(Saved data entries)
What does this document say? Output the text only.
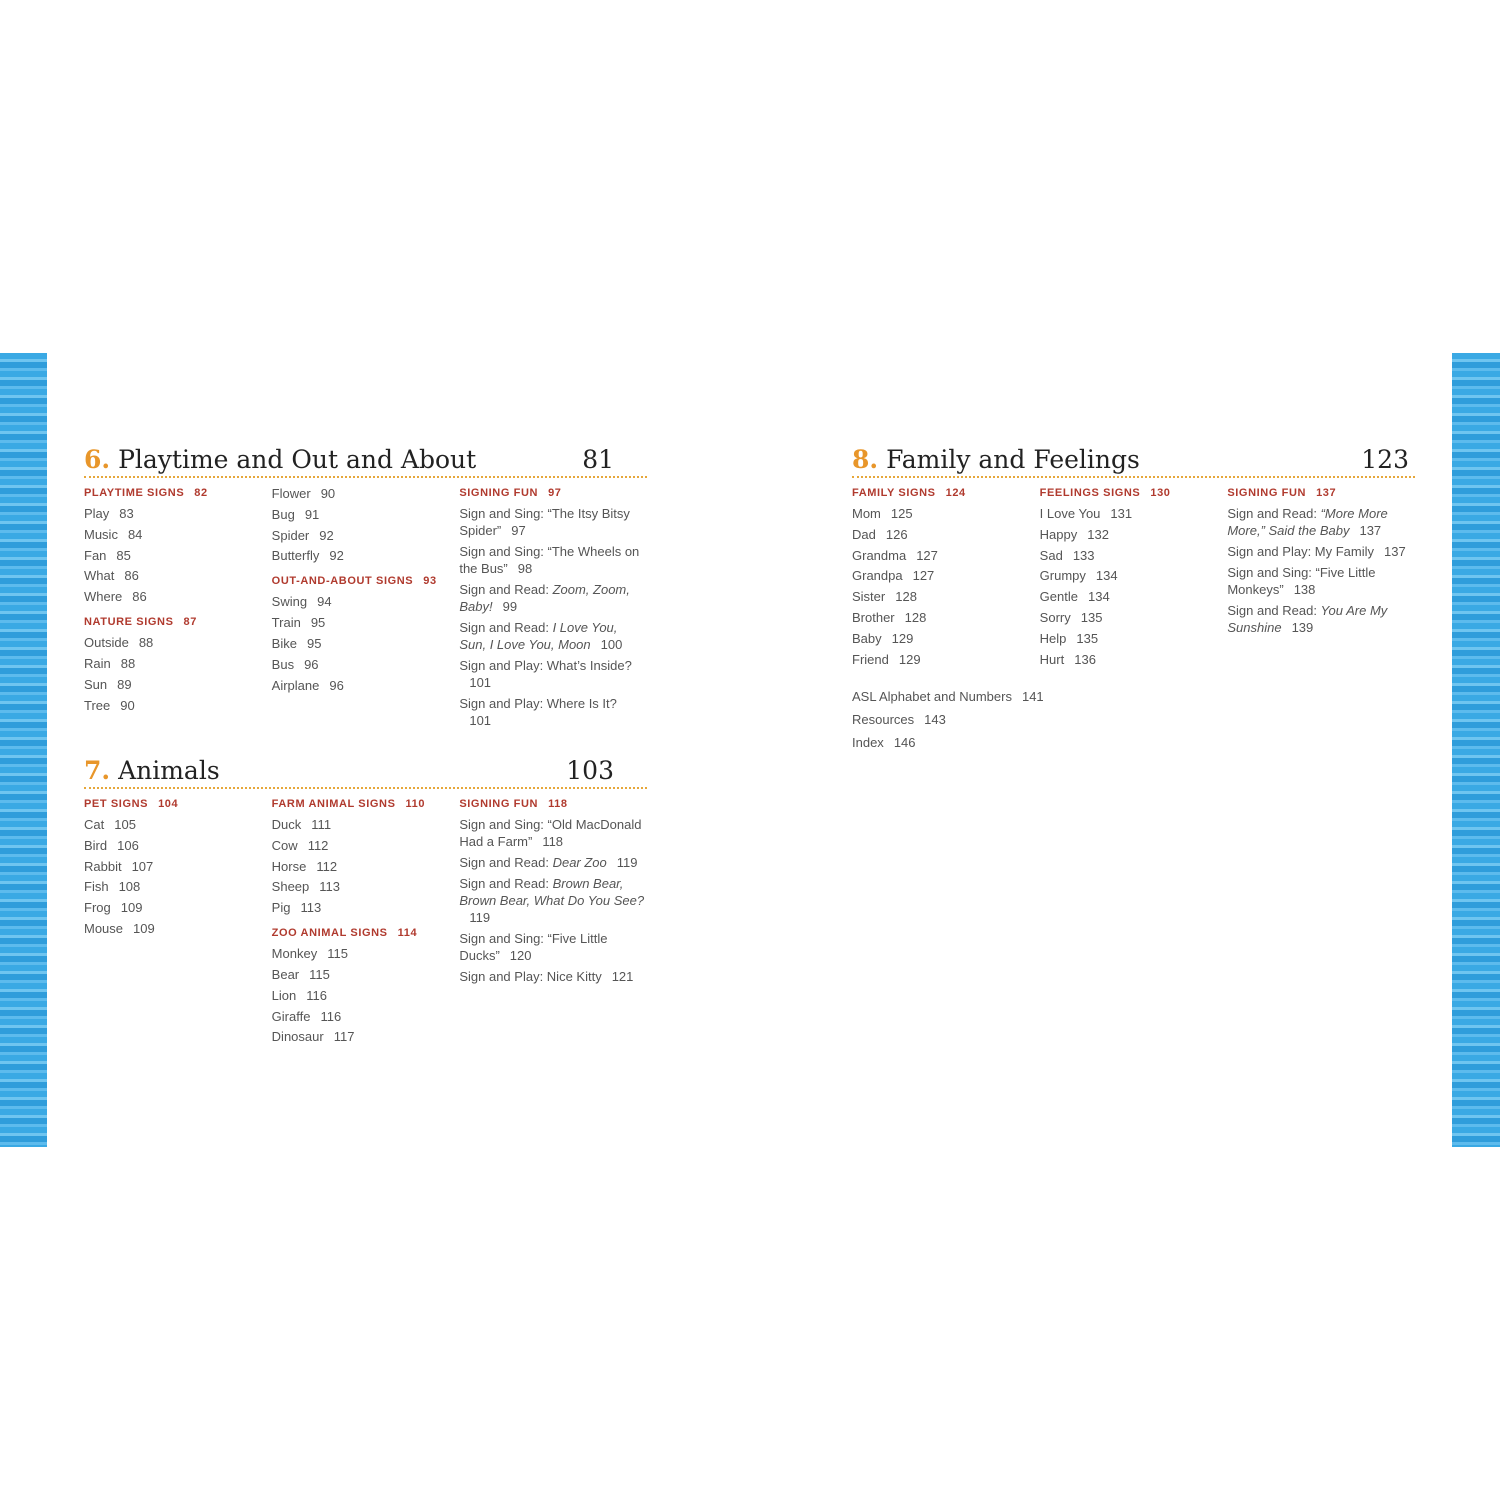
6. Playtime and Out and About	81
PLAYTIME SIGNS 82
Play 83
Music 84
Fan 85
What 86
Where 86
NATURE SIGNS 87
Outside 88
Rain 88
Sun 89
Tree 90
Flower 90
Bug 91
Spider 92
Butterfly 92
OUT-AND-ABOUT SIGNS 93
Swing 94
Train 95
Bike 95
Bus 96
Airplane 96
SIGNING FUN 97
Sign and Sing: “The Itsy Bitsy Spider” 97
Sign and Sing: “The Wheels on the Bus” 98
Sign and Read: Zoom, Zoom, Baby! 99
Sign and Read: I Love You, Sun, I Love You, Moon 100
Sign and Play: What’s Inside?101
Sign and Play: Where Is It?101
7. Animals	103
PET SIGNS 104
Cat 105
Bird 106
Rabbit 107
Fish 108
Frog 109
Mouse 109
FARM ANIMAL SIGNS 110
Duck 111
Cow 112
Horse 112
Sheep 113
Pig 113
ZOO ANIMAL SIGNS 114
Monkey 115
Bear 115
Lion 116
Giraffe 116
Dinosaur 117
SIGNING FUN 118
Sign and Sing: “Old MacDonald Had a Farm” 118
Sign and Read: Dear Zoo 119
Sign and Read: Brown Bear, Brown Bear, What Do You See?119
Sign and Sing: “Five Little Ducks” 120
Sign and Play: Nice Kitty 121
8. Family and Feelings	123
FAMILY SIGNS 124
Mom 125
Dad 126
Grandma 127
Grandpa 127
Sister 128
Brother 128
Baby 129
Friend 129
FEELINGS SIGNS 130
I Love You 131
Happy 132
Sad 133
Grumpy 134
Gentle 134
Sorry 135
Help 135
Hurt 136
SIGNING FUN 137
Sign and Read: “More More More,” Said the Baby 137
Sign and Play: My Family 137
Sign and Sing: “Five Little Monkeys” 138
Sign and Read: You Are My Sunshine 139
ASL Alphabet and Numbers 141
Resources 143
Index 146
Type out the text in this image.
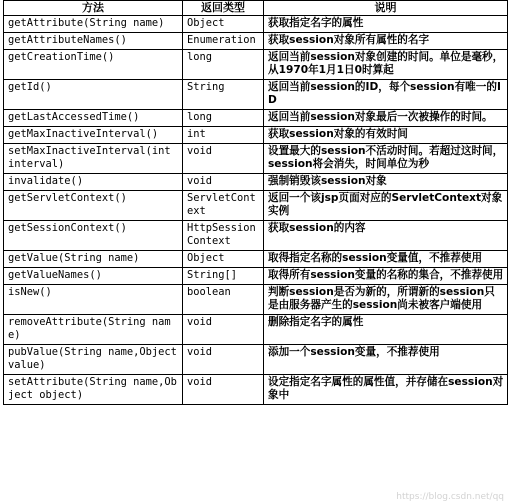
方法	返回类型	说明
getAttribute(String name)	Object	获取指定名字的属性
getAttributeNames()	Enumeration	获取session对象所有属性的名字
getCreationTime()	long	返回当前session对象创建的时间。单位是毫秒，从1970年1月1日0时算起
getId()	String	返回当前session的ID，每个session有唯一的ID
getLastAccessedTime()	long	返回当前session对象最后一次被操作的时间。
getMaxInactiveInterval()	int	获取session对象的有效时间
setMaxInactiveInterval(int interval)	void	设置最大的session不活动时间。若超过这时间，session将会消失，时间单位为秒
invalidate()	void	强制销毁该session对象
getServletContext()	ServletContext	返回一个该jsp页面对应的ServletContext对象实例
getSessionContext()	HttpSessionContext	获取session的内容
getValue(String name)	Object	取得指定名称的session变量值，不推荐使用
getValueNames()	String[]	取得所有session变量的名称的集合，不推荐使用
isNew()	boolean	判断session是否为新的，所谓新的session只是由服务器产生的session尚未被客户端使用
removeAttribute(String name)	void	删除指定名字的属性
pubValue(String name,Object value)	void	添加一个session变量，不推荐使用
setAttribute(String name,Object object)	void	设定指定名字属性的属性值，并存储在session对象中
https://blog.csdn.net/qq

● **Exercise instructions**:
In the records above, locate the line containing "Type out the text in this image.", then copy exactly that line and every line after it through the end, omitting pictures.

● **Final answer**:
Type out the text in this image.
方法	返回类型	说明
getAttribute(String name)	Object	获取指定名字的属性
getAttributeNames()	Enumeration	获取session对象所有属性的名字
getCreationTime()	long	返回当前session对象创建的时间。单位是毫秒，从1970年1月1日0时算起
getId()	String	返回当前session的ID，每个session有唯一的ID
getLastAccessedTime()	long	返回当前session对象最后一次被操作的时间。
getMaxInactiveInterval()	int	获取session对象的有效时间
setMaxInactiveInterval(int interval)	void	设置最大的session不活动时间。若超过这时间，session将会消失，时间单位为秒
invalidate()	void	强制销毁该session对象
getServletContext()	ServletContext	返回一个该jsp页面对应的ServletContext对象实例
getSessionContext()	HttpSessionContext	获取session的内容
getValue(String name)	Object	取得指定名称的session变量值，不推荐使用
getValueNames()	String[]	取得所有session变量的名称的集合，不推荐使用
isNew()	boolean	判断session是否为新的，所谓新的session只是由服务器产生的session尚未被客户端使用
removeAttribute(String name)	void	删除指定名字的属性
pubValue(String name,Object value)	void	添加一个session变量，不推荐使用
setAttribute(String name,Object object)	void	设定指定名字属性的属性值，并存储在session对象中
https://blog.csdn.net/qq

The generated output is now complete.